• **The records**:
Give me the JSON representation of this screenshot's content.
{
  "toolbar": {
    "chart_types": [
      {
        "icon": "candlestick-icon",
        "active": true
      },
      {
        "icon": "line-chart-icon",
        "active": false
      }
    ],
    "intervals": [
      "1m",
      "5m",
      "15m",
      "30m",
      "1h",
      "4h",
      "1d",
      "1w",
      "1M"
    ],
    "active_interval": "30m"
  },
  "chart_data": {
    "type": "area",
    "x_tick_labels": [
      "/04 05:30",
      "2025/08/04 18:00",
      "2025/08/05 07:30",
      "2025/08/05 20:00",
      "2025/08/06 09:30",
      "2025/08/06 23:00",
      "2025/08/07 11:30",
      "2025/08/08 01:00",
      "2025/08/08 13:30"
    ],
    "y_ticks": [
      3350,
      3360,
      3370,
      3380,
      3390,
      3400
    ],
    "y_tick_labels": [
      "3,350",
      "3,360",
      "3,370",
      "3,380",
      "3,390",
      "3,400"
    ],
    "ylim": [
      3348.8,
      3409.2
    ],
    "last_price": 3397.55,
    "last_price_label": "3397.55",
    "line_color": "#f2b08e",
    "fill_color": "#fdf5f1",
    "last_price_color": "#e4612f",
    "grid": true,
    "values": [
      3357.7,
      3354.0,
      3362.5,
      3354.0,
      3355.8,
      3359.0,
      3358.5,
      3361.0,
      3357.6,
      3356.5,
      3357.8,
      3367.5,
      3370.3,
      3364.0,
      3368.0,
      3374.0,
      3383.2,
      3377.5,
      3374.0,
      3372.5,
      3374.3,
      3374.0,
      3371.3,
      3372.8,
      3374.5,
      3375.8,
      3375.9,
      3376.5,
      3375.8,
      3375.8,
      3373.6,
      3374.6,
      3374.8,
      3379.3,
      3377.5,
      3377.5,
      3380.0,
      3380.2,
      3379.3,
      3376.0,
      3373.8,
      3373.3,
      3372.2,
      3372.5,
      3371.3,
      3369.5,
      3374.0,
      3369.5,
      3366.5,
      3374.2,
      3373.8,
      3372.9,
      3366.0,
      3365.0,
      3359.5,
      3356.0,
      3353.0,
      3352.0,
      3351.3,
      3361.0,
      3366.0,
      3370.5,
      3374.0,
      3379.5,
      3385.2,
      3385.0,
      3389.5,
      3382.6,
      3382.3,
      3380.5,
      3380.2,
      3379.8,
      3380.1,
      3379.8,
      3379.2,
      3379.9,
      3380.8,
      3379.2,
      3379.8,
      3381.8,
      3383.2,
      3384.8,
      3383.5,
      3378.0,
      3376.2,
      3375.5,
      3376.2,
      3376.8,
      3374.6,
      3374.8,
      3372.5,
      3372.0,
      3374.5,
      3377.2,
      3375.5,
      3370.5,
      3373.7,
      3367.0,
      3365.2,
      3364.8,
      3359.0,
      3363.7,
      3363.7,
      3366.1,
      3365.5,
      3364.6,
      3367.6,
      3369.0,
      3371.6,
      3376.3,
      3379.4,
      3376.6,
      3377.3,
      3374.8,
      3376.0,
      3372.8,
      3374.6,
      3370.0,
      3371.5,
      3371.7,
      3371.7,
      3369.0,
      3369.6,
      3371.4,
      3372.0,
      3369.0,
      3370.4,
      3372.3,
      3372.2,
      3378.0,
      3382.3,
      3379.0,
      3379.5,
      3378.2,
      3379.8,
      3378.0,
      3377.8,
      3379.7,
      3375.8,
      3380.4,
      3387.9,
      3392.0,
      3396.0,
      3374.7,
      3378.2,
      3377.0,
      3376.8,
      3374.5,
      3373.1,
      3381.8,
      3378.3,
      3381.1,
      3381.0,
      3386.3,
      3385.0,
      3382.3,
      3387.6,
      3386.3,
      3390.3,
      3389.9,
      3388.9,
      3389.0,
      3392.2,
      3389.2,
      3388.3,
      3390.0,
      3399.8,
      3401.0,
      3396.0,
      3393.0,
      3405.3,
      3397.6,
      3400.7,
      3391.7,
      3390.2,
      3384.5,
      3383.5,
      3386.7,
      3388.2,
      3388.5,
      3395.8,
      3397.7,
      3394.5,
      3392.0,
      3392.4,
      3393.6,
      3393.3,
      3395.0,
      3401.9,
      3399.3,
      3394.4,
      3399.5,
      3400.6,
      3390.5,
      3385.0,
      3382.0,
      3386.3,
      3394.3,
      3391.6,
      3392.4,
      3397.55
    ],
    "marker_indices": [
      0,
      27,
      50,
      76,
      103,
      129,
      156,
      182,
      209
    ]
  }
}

• **Stated problem**:
Reproduce the listing shown above in its entirety, exactly.

• **Written reply**:
Give me the JSON representation of this screenshot's content.
{
  "toolbar": {
    "chart_types": [
      {
        "icon": "candlestick-icon",
        "active": true
      },
      {
        "icon": "line-chart-icon",
        "active": false
      }
    ],
    "intervals": [
      "1m",
      "5m",
      "15m",
      "30m",
      "1h",
      "4h",
      "1d",
      "1w",
      "1M"
    ],
    "active_interval": "30m"
  },
  "chart_data": {
    "type": "area",
    "x_tick_labels": [
      "/04 05:30",
      "2025/08/04 18:00",
      "2025/08/05 07:30",
      "2025/08/05 20:00",
      "2025/08/06 09:30",
      "2025/08/06 23:00",
      "2025/08/07 11:30",
      "2025/08/08 01:00",
      "2025/08/08 13:30"
    ],
    "y_ticks": [
      3350,
      3360,
      3370,
      3380,
      3390,
      3400
    ],
    "y_tick_labels": [
      "3,350",
      "3,360",
      "3,370",
      "3,380",
      "3,390",
      "3,400"
    ],
    "ylim": [
      3348.8,
      3409.2
    ],
    "last_price": 3397.55,
    "last_price_label": "3397.55",
    "line_color": "#f2b08e",
    "fill_color": "#fdf5f1",
    "last_price_color": "#e4612f",
    "grid": true,
    "values": [
      3357.7,
      3354.0,
      3362.5,
      3354.0,
      3355.8,
      3359.0,
      3358.5,
      3361.0,
      3357.6,
      3356.5,
      3357.8,
      3367.5,
      3370.3,
      3364.0,
      3368.0,
      3374.0,
      3383.2,
      3377.5,
      3374.0,
      3372.5,
      3374.3,
      3374.0,
      3371.3,
      3372.8,
      3374.5,
      3375.8,
      3375.9,
      3376.5,
      3375.8,
      3375.8,
      3373.6,
      3374.6,
      3374.8,
      3379.3,
      3377.5,
      3377.5,
      3380.0,
      3380.2,
      3379.3,
      3376.0,
      3373.8,
      3373.3,
      3372.2,
      3372.5,
      3371.3,
      3369.5,
      3374.0,
      3369.5,
      3366.5,
      3374.2,
      3373.8,
      3372.9,
      3366.0,
      3365.0,
      3359.5,
      3356.0,
      3353.0,
      3352.0,
      3351.3,
      3361.0,
      3366.0,
      3370.5,
      3374.0,
      3379.5,
      3385.2,
      3385.0,
      3389.5,
      3382.6,
      3382.3,
      3380.5,
      3380.2,
      3379.8,
      3380.1,
      3379.8,
      3379.2,
      3379.9,
      3380.8,
      3379.2,
      3379.8,
      3381.8,
      3383.2,
      3384.8,
      3383.5,
      3378.0,
      3376.2,
      3375.5,
      3376.2,
      3376.8,
      3374.6,
      3374.8,
      3372.5,
      3372.0,
      3374.5,
      3377.2,
      3375.5,
      3370.5,
      3373.7,
      3367.0,
      3365.2,
      3364.8,
      3359.0,
      3363.7,
      3363.7,
      3366.1,
      3365.5,
      3364.6,
      3367.6,
      3369.0,
      3371.6,
      3376.3,
      3379.4,
      3376.6,
      3377.3,
      3374.8,
      3376.0,
      3372.8,
      3374.6,
      3370.0,
      3371.5,
      3371.7,
      3371.7,
      3369.0,
      3369.6,
      3371.4,
      3372.0,
      3369.0,
      3370.4,
      3372.3,
      3372.2,
      3378.0,
      3382.3,
      3379.0,
      3379.5,
      3378.2,
      3379.8,
      3378.0,
      3377.8,
      3379.7,
      3375.8,
      3380.4,
      3387.9,
      3392.0,
      3396.0,
      3374.7,
      3378.2,
      3377.0,
      3376.8,
      3374.5,
      3373.1,
      3381.8,
      3378.3,
      3381.1,
      3381.0,
      3386.3,
      3385.0,
      3382.3,
      3387.6,
      3386.3,
      3390.3,
      3389.9,
      3388.9,
      3389.0,
      3392.2,
      3389.2,
      3388.3,
      3390.0,
      3399.8,
      3401.0,
      3396.0,
      3393.0,
      3405.3,
      3397.6,
      3400.7,
      3391.7,
      3390.2,
      3384.5,
      3383.5,
      3386.7,
      3388.2,
      3388.5,
      3395.8,
      3397.7,
      3394.5,
      3392.0,
      3392.4,
      3393.6,
      3393.3,
      3395.0,
      3401.9,
      3399.3,
      3394.4,
      3399.5,
      3400.6,
      3390.5,
      3385.0,
      3382.0,
      3386.3,
      3394.3,
      3391.6,
      3392.4,
      3397.55
    ],
    "marker_indices": [
      0,
      27,
      50,
      76,
      103,
      129,
      156,
      182,
      209
    ]
  }
}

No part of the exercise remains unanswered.